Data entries
** START **

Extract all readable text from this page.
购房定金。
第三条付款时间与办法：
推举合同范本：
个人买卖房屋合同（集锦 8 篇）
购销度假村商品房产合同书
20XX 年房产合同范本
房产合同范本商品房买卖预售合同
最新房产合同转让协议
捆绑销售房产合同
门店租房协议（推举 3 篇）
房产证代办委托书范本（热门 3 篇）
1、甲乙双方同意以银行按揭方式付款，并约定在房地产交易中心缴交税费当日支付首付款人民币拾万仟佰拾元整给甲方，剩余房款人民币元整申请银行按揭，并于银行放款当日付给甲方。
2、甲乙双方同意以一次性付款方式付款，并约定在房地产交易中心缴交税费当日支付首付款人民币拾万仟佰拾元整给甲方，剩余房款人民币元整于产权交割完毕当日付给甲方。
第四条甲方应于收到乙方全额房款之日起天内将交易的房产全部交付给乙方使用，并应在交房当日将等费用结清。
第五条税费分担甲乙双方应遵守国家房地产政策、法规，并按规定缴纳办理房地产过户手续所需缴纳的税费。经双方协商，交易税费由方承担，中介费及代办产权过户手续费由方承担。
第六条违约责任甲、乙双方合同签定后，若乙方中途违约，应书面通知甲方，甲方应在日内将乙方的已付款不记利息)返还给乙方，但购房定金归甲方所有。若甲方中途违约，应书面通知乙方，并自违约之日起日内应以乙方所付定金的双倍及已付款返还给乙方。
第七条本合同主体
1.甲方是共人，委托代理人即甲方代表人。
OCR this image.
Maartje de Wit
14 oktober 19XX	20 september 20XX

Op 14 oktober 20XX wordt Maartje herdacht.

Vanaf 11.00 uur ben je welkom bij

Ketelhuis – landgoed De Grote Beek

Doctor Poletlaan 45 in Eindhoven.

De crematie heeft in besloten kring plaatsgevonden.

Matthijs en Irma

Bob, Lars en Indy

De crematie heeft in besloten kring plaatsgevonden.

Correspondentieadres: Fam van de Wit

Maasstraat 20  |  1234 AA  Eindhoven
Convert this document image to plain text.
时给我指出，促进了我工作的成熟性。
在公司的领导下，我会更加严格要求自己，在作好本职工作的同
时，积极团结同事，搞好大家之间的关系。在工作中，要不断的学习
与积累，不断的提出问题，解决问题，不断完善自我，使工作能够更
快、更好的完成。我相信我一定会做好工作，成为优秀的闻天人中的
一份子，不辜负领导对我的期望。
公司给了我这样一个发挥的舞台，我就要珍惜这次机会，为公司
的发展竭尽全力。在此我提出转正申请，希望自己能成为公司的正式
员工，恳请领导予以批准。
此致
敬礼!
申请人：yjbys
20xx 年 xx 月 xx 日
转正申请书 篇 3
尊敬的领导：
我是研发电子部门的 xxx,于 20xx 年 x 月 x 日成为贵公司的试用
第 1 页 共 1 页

** END **

*Written task*
Give back exactly the lines from the line containing "Convert this document image to plain text." to the end of the entries, and no other lines.

*Solved exercise*
Convert this document image to plain text.
时给我指出，促进了我工作的成熟性。
在公司的领导下，我会更加严格要求自己，在作好本职工作的同
时，积极团结同事，搞好大家之间的关系。在工作中，要不断的学习
与积累，不断的提出问题，解决问题，不断完善自我，使工作能够更
快、更好的完成。我相信我一定会做好工作，成为优秀的闻天人中的
一份子，不辜负领导对我的期望。
公司给了我这样一个发挥的舞台，我就要珍惜这次机会，为公司
的发展竭尽全力。在此我提出转正申请，希望自己能成为公司的正式
员工，恳请领导予以批准。
此致
敬礼!
申请人：yjbys
20xx 年 xx 月 xx 日
转正申请书 篇 3
尊敬的领导：
我是研发电子部门的 xxx,于 20xx 年 x 月 x 日成为贵公司的试用
第 1 页 共 1 页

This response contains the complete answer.